# [What you need to do]
Report all lines of the records that contain "this".

# [Information]

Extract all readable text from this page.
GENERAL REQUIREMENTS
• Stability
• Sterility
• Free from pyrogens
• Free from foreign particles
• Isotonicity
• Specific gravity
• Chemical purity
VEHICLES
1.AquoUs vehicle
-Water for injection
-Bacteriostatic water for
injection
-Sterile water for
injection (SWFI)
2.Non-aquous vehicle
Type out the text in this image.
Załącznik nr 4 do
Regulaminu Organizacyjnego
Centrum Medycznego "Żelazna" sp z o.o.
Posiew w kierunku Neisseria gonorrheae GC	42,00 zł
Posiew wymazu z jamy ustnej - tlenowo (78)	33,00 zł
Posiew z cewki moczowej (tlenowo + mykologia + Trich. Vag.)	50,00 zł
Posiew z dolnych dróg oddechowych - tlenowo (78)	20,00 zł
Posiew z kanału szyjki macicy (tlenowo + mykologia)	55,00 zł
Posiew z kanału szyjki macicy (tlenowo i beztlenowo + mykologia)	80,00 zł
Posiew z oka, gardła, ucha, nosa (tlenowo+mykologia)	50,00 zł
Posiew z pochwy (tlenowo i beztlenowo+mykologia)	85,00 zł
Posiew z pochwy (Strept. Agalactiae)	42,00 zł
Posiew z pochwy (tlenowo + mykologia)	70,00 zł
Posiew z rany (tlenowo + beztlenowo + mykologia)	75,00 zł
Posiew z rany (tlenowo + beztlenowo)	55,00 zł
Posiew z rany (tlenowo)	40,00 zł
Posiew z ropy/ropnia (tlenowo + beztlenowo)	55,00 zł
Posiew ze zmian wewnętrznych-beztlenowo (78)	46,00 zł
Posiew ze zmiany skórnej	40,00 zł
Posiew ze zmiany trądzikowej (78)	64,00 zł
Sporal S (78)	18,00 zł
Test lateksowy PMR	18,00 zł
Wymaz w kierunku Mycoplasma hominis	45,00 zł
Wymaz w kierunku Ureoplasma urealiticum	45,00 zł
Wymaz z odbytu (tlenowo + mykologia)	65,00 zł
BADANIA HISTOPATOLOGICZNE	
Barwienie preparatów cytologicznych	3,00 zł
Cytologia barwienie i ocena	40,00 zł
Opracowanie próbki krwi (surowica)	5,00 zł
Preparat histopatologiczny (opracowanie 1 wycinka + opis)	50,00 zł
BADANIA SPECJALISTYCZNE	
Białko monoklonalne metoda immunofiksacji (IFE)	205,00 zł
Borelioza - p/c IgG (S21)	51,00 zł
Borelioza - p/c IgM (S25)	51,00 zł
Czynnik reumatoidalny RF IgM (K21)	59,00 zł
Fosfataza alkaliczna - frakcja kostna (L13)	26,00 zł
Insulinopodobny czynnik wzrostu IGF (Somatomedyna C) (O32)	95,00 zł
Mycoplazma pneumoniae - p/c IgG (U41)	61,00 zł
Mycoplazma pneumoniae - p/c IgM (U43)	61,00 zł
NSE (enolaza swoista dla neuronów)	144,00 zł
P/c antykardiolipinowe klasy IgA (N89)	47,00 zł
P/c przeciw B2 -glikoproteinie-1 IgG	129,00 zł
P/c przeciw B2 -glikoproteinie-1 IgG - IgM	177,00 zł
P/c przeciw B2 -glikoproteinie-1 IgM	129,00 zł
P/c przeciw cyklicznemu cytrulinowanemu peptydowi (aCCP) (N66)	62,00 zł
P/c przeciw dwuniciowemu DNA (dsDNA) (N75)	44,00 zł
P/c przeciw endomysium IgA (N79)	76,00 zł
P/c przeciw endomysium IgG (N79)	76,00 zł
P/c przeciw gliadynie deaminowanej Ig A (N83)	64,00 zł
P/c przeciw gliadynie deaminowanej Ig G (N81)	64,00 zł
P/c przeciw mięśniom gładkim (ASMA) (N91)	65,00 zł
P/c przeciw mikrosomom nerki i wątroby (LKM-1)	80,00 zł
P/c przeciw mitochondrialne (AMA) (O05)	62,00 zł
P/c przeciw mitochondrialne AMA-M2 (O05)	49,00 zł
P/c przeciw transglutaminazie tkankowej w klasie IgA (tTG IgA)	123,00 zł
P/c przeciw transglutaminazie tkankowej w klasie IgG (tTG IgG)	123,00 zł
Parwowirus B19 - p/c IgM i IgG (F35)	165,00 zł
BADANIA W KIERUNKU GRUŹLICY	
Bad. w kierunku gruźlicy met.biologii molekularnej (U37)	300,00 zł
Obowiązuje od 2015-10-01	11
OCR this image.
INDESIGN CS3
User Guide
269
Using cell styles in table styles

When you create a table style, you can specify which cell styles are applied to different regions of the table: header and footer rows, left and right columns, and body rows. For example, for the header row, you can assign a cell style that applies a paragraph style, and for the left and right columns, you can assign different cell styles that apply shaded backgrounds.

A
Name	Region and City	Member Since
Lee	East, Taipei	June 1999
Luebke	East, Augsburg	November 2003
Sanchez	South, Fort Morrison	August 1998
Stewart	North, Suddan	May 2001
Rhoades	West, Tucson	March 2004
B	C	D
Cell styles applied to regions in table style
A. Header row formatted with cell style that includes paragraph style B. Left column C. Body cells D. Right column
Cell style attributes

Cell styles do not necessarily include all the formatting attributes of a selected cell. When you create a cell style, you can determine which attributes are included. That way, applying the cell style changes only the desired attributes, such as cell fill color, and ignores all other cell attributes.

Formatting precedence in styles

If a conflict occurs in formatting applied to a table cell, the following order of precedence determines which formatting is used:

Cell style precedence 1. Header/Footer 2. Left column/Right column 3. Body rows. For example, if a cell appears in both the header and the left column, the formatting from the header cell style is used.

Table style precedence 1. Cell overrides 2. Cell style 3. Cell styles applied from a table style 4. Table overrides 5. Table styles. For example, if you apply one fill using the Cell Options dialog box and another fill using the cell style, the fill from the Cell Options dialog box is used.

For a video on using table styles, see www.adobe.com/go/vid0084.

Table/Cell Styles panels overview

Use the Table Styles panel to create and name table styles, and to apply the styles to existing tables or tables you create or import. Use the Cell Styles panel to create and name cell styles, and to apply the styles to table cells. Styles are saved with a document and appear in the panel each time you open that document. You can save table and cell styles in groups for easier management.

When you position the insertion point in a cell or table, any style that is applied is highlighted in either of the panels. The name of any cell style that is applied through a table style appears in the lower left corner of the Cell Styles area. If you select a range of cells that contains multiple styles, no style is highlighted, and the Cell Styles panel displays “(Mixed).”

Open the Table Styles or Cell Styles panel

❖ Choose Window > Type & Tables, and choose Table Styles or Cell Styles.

# [Solution]
Extract all readable text from this page.
Type out the text in this image.
OCR this image.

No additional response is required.